_The task_
Records follow. Select each line holding "textures".

_Exercise material_
=====
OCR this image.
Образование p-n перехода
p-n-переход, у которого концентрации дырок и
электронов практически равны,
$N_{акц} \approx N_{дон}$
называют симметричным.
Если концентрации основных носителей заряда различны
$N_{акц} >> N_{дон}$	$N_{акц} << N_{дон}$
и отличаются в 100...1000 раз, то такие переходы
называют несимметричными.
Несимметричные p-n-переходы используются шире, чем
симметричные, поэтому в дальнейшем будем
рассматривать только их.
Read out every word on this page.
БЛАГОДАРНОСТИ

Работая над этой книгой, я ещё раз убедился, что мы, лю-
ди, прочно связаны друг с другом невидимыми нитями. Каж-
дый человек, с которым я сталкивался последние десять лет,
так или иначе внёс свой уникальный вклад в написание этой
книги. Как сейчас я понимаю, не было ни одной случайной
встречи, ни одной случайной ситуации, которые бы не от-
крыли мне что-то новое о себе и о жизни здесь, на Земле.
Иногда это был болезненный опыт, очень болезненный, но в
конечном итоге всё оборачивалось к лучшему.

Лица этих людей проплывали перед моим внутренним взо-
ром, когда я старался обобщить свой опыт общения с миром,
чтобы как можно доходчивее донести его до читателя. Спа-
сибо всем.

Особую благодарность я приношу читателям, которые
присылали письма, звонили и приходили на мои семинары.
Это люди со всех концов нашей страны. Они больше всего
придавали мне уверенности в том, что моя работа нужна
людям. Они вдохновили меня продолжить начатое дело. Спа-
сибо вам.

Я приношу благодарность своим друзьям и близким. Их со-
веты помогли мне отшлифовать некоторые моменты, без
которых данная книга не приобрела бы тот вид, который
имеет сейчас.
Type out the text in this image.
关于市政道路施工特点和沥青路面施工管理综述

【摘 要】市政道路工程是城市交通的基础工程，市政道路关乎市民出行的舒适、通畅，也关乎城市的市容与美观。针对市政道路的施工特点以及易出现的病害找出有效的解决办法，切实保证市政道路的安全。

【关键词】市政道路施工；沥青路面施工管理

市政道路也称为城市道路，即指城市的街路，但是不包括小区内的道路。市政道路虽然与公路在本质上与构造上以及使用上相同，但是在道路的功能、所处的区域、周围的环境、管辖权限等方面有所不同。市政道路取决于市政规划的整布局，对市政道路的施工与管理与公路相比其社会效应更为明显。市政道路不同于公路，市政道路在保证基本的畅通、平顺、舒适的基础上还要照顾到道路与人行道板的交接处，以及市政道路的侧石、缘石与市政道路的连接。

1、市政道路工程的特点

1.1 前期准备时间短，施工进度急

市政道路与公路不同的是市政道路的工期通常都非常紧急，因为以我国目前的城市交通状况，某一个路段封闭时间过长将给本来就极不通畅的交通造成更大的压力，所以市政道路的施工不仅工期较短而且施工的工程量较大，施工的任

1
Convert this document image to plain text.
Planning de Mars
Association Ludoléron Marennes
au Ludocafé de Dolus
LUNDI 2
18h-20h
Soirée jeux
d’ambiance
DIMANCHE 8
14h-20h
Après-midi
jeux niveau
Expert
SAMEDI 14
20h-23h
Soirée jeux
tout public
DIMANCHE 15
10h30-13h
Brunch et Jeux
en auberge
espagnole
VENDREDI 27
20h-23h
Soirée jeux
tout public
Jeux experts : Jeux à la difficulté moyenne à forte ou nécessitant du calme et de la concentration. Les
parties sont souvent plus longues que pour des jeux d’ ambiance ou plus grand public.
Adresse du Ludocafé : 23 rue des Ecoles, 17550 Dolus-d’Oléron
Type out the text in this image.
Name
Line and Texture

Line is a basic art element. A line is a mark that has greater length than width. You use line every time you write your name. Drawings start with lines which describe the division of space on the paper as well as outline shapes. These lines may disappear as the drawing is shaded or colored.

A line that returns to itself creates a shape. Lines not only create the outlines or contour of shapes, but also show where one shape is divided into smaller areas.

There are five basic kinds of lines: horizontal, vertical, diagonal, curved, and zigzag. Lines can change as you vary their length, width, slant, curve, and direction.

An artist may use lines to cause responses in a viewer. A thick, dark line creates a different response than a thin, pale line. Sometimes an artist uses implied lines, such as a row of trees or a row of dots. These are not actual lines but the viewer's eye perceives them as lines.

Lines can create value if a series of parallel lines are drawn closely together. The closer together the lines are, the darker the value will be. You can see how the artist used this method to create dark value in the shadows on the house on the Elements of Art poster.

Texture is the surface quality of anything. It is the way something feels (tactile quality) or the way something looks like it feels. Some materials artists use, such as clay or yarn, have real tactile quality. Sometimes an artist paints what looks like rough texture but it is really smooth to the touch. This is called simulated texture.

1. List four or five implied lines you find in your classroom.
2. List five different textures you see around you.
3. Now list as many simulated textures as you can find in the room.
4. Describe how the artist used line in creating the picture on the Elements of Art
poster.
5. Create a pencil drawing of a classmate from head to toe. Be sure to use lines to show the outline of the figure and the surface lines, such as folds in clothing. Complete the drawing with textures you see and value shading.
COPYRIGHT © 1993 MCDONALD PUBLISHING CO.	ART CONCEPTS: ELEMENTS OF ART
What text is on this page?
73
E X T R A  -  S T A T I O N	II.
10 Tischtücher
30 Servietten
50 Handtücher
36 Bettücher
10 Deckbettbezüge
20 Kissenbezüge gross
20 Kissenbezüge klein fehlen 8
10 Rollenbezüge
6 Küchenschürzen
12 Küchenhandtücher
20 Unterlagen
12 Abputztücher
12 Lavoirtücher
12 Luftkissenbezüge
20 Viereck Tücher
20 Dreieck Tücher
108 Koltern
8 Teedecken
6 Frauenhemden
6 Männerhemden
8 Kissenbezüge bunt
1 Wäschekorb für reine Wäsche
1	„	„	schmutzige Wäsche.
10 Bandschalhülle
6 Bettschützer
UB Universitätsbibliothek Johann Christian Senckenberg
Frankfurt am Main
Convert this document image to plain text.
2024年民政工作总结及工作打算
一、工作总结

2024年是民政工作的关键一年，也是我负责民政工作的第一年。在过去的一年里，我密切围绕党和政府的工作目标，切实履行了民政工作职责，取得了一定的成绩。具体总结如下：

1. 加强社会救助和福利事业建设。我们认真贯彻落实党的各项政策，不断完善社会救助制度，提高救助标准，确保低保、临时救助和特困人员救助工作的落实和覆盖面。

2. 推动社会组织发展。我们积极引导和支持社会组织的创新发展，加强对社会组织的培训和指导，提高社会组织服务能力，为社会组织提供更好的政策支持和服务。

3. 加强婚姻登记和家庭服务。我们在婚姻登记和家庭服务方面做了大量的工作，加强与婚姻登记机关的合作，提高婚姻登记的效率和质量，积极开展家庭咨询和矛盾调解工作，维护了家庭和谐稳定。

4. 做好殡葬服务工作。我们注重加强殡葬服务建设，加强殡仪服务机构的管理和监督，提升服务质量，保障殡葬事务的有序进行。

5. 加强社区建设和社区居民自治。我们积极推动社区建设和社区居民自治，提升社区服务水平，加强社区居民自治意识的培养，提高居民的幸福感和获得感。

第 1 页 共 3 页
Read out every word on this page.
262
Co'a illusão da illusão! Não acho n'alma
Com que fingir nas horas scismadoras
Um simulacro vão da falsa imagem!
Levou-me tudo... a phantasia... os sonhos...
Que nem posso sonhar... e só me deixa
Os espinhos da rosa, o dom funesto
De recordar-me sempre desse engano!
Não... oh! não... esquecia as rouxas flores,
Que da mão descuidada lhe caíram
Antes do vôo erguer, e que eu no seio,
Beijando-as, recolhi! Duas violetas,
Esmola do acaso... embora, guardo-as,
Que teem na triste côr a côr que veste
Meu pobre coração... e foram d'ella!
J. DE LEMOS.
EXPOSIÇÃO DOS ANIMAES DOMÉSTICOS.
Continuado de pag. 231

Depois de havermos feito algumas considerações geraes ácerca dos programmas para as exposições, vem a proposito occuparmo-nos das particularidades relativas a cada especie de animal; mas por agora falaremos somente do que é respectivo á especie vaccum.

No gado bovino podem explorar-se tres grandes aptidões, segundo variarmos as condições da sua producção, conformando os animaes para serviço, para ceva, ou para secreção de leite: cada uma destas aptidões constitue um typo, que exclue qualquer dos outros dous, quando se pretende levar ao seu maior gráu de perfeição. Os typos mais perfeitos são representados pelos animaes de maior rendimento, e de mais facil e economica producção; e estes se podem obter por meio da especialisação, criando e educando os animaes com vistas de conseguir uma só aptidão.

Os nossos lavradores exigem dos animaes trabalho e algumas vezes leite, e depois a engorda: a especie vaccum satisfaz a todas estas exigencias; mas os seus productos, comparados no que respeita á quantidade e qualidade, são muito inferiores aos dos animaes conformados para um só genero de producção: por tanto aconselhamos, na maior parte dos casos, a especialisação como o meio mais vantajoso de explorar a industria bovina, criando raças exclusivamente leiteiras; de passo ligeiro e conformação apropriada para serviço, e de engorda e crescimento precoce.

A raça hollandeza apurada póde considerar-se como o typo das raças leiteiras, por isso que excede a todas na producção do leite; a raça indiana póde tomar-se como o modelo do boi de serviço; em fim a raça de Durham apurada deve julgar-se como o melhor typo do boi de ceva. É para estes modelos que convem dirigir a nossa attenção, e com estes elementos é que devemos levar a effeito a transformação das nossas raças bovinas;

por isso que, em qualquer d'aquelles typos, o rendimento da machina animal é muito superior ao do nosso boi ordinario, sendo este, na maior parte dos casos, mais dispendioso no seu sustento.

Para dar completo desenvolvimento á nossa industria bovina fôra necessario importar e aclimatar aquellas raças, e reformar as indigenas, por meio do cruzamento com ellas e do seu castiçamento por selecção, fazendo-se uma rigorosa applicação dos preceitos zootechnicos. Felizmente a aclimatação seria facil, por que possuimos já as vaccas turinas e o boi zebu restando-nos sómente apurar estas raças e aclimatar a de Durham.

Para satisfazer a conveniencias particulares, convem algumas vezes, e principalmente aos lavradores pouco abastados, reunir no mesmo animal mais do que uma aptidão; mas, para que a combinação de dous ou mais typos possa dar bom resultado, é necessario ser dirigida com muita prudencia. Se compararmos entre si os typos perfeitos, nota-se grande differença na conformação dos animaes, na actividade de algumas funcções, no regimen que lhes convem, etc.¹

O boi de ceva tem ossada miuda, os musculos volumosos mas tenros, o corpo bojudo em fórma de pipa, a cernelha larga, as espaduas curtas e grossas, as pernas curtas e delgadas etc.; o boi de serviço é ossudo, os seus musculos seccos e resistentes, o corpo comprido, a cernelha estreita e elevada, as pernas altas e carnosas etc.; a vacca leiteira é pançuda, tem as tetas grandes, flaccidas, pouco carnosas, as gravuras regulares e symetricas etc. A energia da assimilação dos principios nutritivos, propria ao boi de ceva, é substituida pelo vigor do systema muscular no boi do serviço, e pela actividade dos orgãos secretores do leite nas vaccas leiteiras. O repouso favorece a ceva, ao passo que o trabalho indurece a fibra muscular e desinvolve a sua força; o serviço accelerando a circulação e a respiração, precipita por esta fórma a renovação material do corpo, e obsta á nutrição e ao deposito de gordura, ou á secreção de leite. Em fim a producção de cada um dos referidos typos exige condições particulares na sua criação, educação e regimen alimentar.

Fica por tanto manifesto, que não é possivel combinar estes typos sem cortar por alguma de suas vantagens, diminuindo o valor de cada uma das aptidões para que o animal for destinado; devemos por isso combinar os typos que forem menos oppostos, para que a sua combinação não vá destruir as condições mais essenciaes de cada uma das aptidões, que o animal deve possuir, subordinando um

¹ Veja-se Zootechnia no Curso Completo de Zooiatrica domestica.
=====
_Finished answer_
2. List five different textures you see around you.
3. Now list as many simulated textures as you can find in the room.
5. Create a pencil drawing of a classmate from head to toe. Be sure to use lines to show the outline of the figure and the surface lines, such as folds in clothing. Complete the drawing with textures you see and value shading.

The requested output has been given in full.